§ **TO DO**
Find each line with the word "لولا" and copy it.

§ **EXCERPTED RECORDS**
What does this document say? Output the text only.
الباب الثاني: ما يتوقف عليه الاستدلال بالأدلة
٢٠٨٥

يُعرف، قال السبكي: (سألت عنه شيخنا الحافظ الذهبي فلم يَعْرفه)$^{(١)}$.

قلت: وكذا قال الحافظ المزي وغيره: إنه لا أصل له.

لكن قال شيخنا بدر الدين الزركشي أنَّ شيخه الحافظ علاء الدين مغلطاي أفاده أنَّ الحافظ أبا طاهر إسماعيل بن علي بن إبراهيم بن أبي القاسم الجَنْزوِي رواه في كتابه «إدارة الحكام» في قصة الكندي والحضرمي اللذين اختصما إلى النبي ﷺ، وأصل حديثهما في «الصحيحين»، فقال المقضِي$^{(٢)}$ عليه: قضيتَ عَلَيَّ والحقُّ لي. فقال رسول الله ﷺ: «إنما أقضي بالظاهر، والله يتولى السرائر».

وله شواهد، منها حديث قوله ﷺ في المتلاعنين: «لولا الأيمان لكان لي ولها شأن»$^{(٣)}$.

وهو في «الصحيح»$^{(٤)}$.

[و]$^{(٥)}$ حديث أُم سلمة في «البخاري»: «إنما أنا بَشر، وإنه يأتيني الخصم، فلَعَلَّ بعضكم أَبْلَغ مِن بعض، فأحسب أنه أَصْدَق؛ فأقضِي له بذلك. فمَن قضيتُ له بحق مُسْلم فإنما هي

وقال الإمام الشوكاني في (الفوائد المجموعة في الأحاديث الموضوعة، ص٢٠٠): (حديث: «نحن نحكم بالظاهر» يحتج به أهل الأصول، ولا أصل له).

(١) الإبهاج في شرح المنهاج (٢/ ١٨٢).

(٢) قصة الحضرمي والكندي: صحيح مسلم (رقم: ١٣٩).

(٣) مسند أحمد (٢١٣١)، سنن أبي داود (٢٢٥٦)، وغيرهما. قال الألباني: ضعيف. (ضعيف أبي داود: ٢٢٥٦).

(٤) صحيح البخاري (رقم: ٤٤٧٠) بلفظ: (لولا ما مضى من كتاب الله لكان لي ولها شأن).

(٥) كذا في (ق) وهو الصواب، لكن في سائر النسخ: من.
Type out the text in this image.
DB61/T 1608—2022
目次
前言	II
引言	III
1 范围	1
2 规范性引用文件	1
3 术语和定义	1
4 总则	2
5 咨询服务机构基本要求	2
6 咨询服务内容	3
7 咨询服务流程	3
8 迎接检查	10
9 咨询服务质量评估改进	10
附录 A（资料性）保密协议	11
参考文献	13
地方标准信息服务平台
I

§ **SOLUTION**
وله شواهد، منها حديث قوله ﷺ في المتلاعنين: «لولا الأيمان لكان لي ولها شأن»$^{(٣)}$.
(٤) صحيح البخاري (رقم: ٤٤٧٠) بلفظ: (لولا ما مضى من كتاب الله لكان لي ولها شأن).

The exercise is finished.